** START **

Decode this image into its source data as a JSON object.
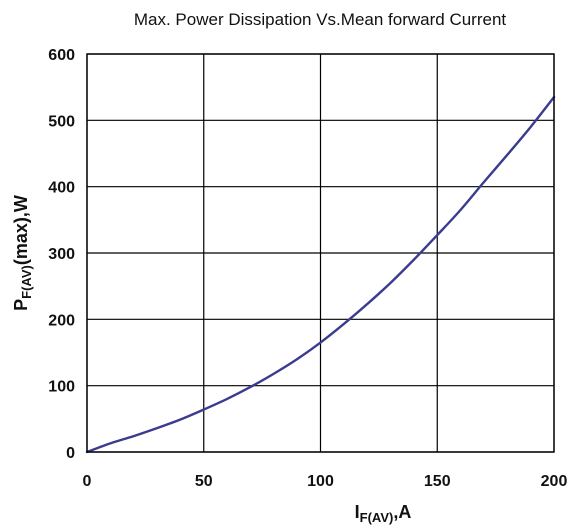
{
  "chart_data": {
    "type": "line",
    "title": "Max. Power Dissipation Vs.Mean forward Current",
    "xlabel": {
      "main": "I",
      "sub": "F(AV)",
      "suffix": ",A"
    },
    "ylabel": {
      "main": "P",
      "sub": "F(AV)",
      "suffix": "(max),W"
    },
    "xlim": [
      0,
      200
    ],
    "ylim": [
      0,
      600
    ],
    "x_ticks": [
      0,
      50,
      100,
      150,
      200
    ],
    "x_tick_labels": [
      "0",
      "50",
      "100",
      "150",
      "200"
    ],
    "y_ticks": [
      0,
      100,
      200,
      300,
      400,
      500,
      600
    ],
    "y_tick_labels": [
      "0",
      "100",
      "200",
      "300",
      "400",
      "500",
      "600"
    ],
    "grid": true,
    "series": [
      {
        "color": "#3b3b8f",
        "x": [
          0,
          10,
          20,
          30,
          40,
          50,
          60,
          70,
          80,
          90,
          100,
          110,
          120,
          130,
          140,
          150,
          160,
          170,
          180,
          190,
          200
        ],
        "y": [
          0,
          13,
          24,
          36,
          49,
          64,
          80,
          98,
          118,
          140,
          165,
          193,
          223,
          255,
          290,
          327,
          365,
          407,
          448,
          490,
          535
        ]
      }
    ]
  }
}
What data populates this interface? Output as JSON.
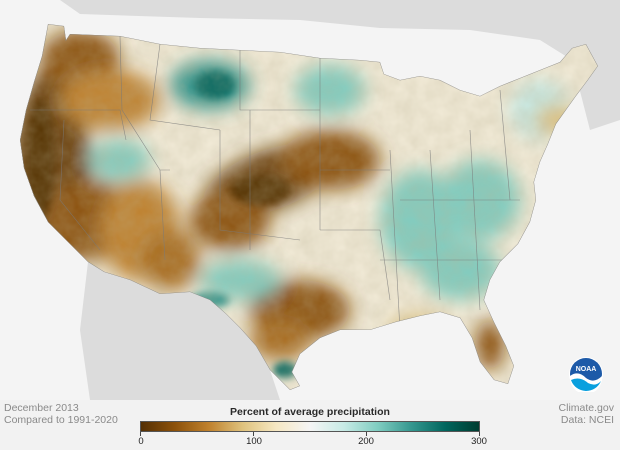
{
  "map": {
    "date_line": "December 2013",
    "baseline_line": "Compared to 1991-2020",
    "source_line": "Climate.gov",
    "data_line": "Data: NCEI",
    "logo_text": "NOAA"
  },
  "legend": {
    "title": "Percent of average precipitation",
    "ticks": [
      "0",
      "100",
      "200",
      "300"
    ],
    "colors": [
      "#543005",
      "#8c510a",
      "#bf812d",
      "#dfc27d",
      "#f6e8c3",
      "#f5f5f5",
      "#c7eae5",
      "#80cdc1",
      "#35978f",
      "#01665e",
      "#003c30"
    ]
  },
  "colors": {
    "background": "#f2f2f2",
    "land_outside": "#dcdcdc",
    "water": "#f4f4f4",
    "state_lines": "#7a7a7a"
  }
}
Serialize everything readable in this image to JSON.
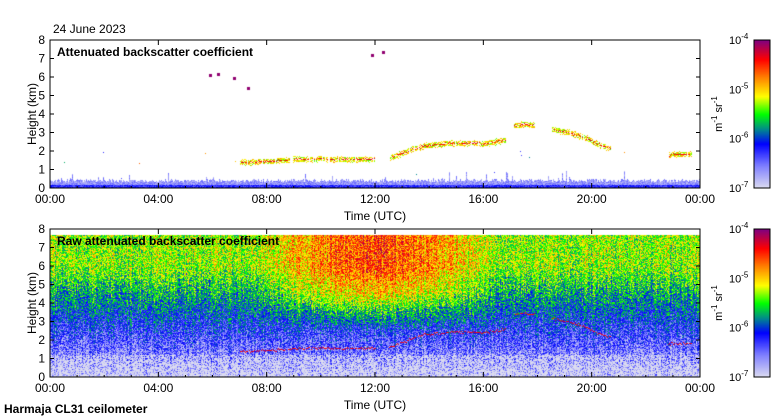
{
  "header": {
    "date": "24 June 2023"
  },
  "footer": {
    "station": "Harmaja CL31 ceilometer"
  },
  "chart_data": [
    {
      "type": "heatmap",
      "title": "Attenuated backscatter coefficient",
      "xlabel": "Time (UTC)",
      "ylabel": "Height (km)",
      "xlim": [
        0,
        24
      ],
      "ylim": [
        0,
        8
      ],
      "x_ticks": [
        "00:00",
        "04:00",
        "08:00",
        "12:00",
        "16:00",
        "20:00",
        "00:00"
      ],
      "y_ticks": [
        "0",
        "1",
        "2",
        "3",
        "4",
        "5",
        "6",
        "7",
        "8"
      ],
      "colorbar": {
        "label": "m-1 sr-1",
        "scale": "log",
        "range": [
          1e-07,
          0.0001
        ],
        "ticks": [
          "10-7",
          "10-6",
          "10-5",
          "10-4"
        ]
      },
      "surface_layer_top_km": 0.4,
      "cloud_layers": [
        {
          "name": "layer-morning",
          "points": [
            [
              7.0,
              1.4
            ],
            [
              8.0,
              1.45
            ],
            [
              9.0,
              1.55
            ],
            [
              10.0,
              1.6
            ],
            [
              11.0,
              1.55
            ],
            [
              12.0,
              1.55
            ]
          ]
        },
        {
          "name": "layer-midday",
          "points": [
            [
              12.5,
              1.6
            ],
            [
              13.0,
              1.9
            ],
            [
              13.8,
              2.3
            ],
            [
              14.5,
              2.4
            ],
            [
              15.2,
              2.45
            ],
            [
              16.0,
              2.4
            ],
            [
              16.8,
              2.6
            ]
          ]
        },
        {
          "name": "layer-afternoon",
          "points": [
            [
              17.1,
              3.4
            ],
            [
              17.5,
              3.45
            ],
            [
              17.9,
              3.4
            ]
          ]
        },
        {
          "name": "layer-evening",
          "points": [
            [
              18.5,
              3.2
            ],
            [
              19.2,
              3.0
            ],
            [
              19.8,
              2.7
            ],
            [
              20.2,
              2.4
            ],
            [
              20.7,
              2.15
            ]
          ]
        },
        {
          "name": "layer-late",
          "points": [
            [
              22.8,
              1.8
            ],
            [
              23.3,
              1.85
            ],
            [
              23.7,
              1.85
            ]
          ]
        }
      ],
      "isolated_returns": [
        [
          5.9,
          6.1
        ],
        [
          6.2,
          6.15
        ],
        [
          6.8,
          5.95
        ],
        [
          7.3,
          5.4
        ],
        [
          11.9,
          7.2
        ],
        [
          12.3,
          7.35
        ]
      ]
    },
    {
      "type": "heatmap",
      "title": "Raw attenuated backscatter coefficient",
      "xlabel": "Time (UTC)",
      "ylabel": "Height (km)",
      "xlim": [
        0,
        24
      ],
      "ylim": [
        0,
        8
      ],
      "data_top_km": 7.7,
      "x_ticks": [
        "00:00",
        "04:00",
        "08:00",
        "12:00",
        "16:00",
        "20:00",
        "00:00"
      ],
      "y_ticks": [
        "0",
        "1",
        "2",
        "3",
        "4",
        "5",
        "6",
        "7",
        "8"
      ],
      "colorbar": {
        "label": "m-1 sr-1",
        "scale": "log",
        "range": [
          1e-07,
          0.0001
        ],
        "ticks": [
          "10-7",
          "10-6",
          "10-5",
          "10-4"
        ]
      }
    }
  ],
  "colors": [
    "#dcdcf0",
    "#8080ff",
    "#0000ff",
    "#008b8b",
    "#00ff00",
    "#ffff00",
    "#ff8000",
    "#ff0000",
    "#800080"
  ]
}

** END **

> Written task
Reproduce the data word for word, excluding its pictures.

> Solution for this task
Decode this image into its source data as a JSON object.
{
  "chart_data": {
    "type": "line",
    "title": "Max. Power Dissipation Vs.Mean forward Current",
    "xlabel": {
      "main": "I",
      "sub": "F(AV)",
      "suffix": ",A"
    },
    "ylabel": {
      "main": "P",
      "sub": "F(AV)",
      "suffix": "(max),W"
    },
    "xlim": [
      0,
      200
    ],
    "ylim": [
      0,
      600
    ],
    "x_ticks": [
      0,
      50,
      100,
      150,
      200
    ],
    "x_tick_labels": [
      "0",
      "50",
      "100",
      "150",
      "200"
    ],
    "y_ticks": [
      0,
      100,
      200,
      300,
      400,
      500,
      600
    ],
    "y_tick_labels": [
      "0",
      "100",
      "200",
      "300",
      "400",
      "500",
      "600"
    ],
    "grid": true,
    "series": [
      {
        "color": "#3b3b8f",
        "x": [
          0,
          10,
          20,
          30,
          40,
          50,
          60,
          70,
          80,
          90,
          100,
          110,
          120,
          130,
          140,
          150,
          160,
          170,
          180,
          190,
          200
        ],
        "y": [
          0,
          13,
          24,
          36,
          49,
          64,
          80,
          98,
          118,
          140,
          165,
          193,
          223,
          255,
          290,
          327,
          365,
          407,
          448,
          490,
          535
        ]
      }
    ]
  }
}
What data populates this interface? Output as JSON.
{
  "map": {
    "date_line": "December 2013",
    "baseline_line": "Compared to 1991-2020",
    "source_line": "Climate.gov",
    "data_line": "Data: NCEI",
    "logo_text": "NOAA"
  },
  "legend": {
    "title": "Percent of average precipitation",
    "ticks": [
      "0",
      "100",
      "200",
      "300"
    ],
    "colors": [
      "#543005",
      "#8c510a",
      "#bf812d",
      "#dfc27d",
      "#f6e8c3",
      "#f5f5f5",
      "#c7eae5",
      "#80cdc1",
      "#35978f",
      "#01665e",
      "#003c30"
    ]
  },
  "colors": {
    "background": "#f2f2f2",
    "land_outside": "#dcdcdc",
    "water": "#f4f4f4",
    "state_lines": "#7a7a7a"
  }
}
Serialize everything readable in this image to JSON.
{
  "header": {
    "date": "24 June 2023"
  },
  "footer": {
    "station": "Harmaja CL31 ceilometer"
  },
  "chart_data": [
    {
      "type": "heatmap",
      "title": "Attenuated backscatter coefficient",
      "xlabel": "Time (UTC)",
      "ylabel": "Height (km)",
      "xlim": [
        0,
        24
      ],
      "ylim": [
        0,
        8
      ],
      "x_ticks": [
        "00:00",
        "04:00",
        "08:00",
        "12:00",
        "16:00",
        "20:00",
        "00:00"
      ],
      "y_ticks": [
        "0",
        "1",
        "2",
        "3",
        "4",
        "5",
        "6",
        "7",
        "8"
      ],
      "colorbar": {
        "label": "m-1 sr-1",
        "scale": "log",
        "range": [
          1e-07,
          0.0001
        ],
        "ticks": [
          "10-7",
          "10-6",
          "10-5",
          "10-4"
        ]
      },
      "surface_layer_top_km": 0.4,
      "cloud_layers": [
        {
          "name": "layer-morning",
          "points": [
            [
              7.0,
              1.4
            ],
            [
              8.0,
              1.45
            ],
            [
              9.0,
              1.55
            ],
            [
              10.0,
              1.6
            ],
            [
              11.0,
              1.55
            ],
            [
              12.0,
              1.55
            ]
          ]
        },
        {
          "name": "layer-midday",
          "points": [
            [
              12.5,
              1.6
            ],
            [
              13.0,
              1.9
            ],
            [
              13.8,
              2.3
            ],
            [
              14.5,
              2.4
            ],
            [
              15.2,
              2.45
            ],
            [
              16.0,
              2.4
            ],
            [
              16.8,
              2.6
            ]
          ]
        },
        {
          "name": "layer-afternoon",
          "points": [
            [
              17.1,
              3.4
            ],
            [
              17.5,
              3.45
            ],
            [
              17.9,
              3.4
            ]
          ]
        },
        {
          "name": "layer-evening",
          "points": [
            [
              18.5,
              3.2
            ],
            [
              19.2,
              3.0
            ],
            [
              19.8,
              2.7
            ],
            [
              20.2,
              2.4
            ],
            [
              20.7,
              2.15
            ]
          ]
        },
        {
          "name": "layer-late",
          "points": [
            [
              22.8,
              1.8
            ],
            [
              23.3,
              1.85
            ],
            [
              23.7,
              1.85
            ]
          ]
        }
      ],
      "isolated_returns": [
        [
          5.9,
          6.1
        ],
        [
          6.2,
          6.15
        ],
        [
          6.8,
          5.95
        ],
        [
          7.3,
          5.4
        ],
        [
          11.9,
          7.2
        ],
        [
          12.3,
          7.35
        ]
      ]
    },
    {
      "type": "heatmap",
      "title": "Raw attenuated backscatter coefficient",
      "xlabel": "Time (UTC)",
      "ylabel": "Height (km)",
      "xlim": [
        0,
        24
      ],
      "ylim": [
        0,
        8
      ],
      "data_top_km": 7.7,
      "x_ticks": [
        "00:00",
        "04:00",
        "08:00",
        "12:00",
        "16:00",
        "20:00",
        "00:00"
      ],
      "y_ticks": [
        "0",
        "1",
        "2",
        "3",
        "4",
        "5",
        "6",
        "7",
        "8"
      ],
      "colorbar": {
        "label": "m-1 sr-1",
        "scale": "log",
        "range": [
          1e-07,
          0.0001
        ],
        "ticks": [
          "10-7",
          "10-6",
          "10-5",
          "10-4"
        ]
      }
    }
  ],
  "colors": [
    "#dcdcf0",
    "#8080ff",
    "#0000ff",
    "#008b8b",
    "#00ff00",
    "#ffff00",
    "#ff8000",
    "#ff0000",
    "#800080"
  ]
}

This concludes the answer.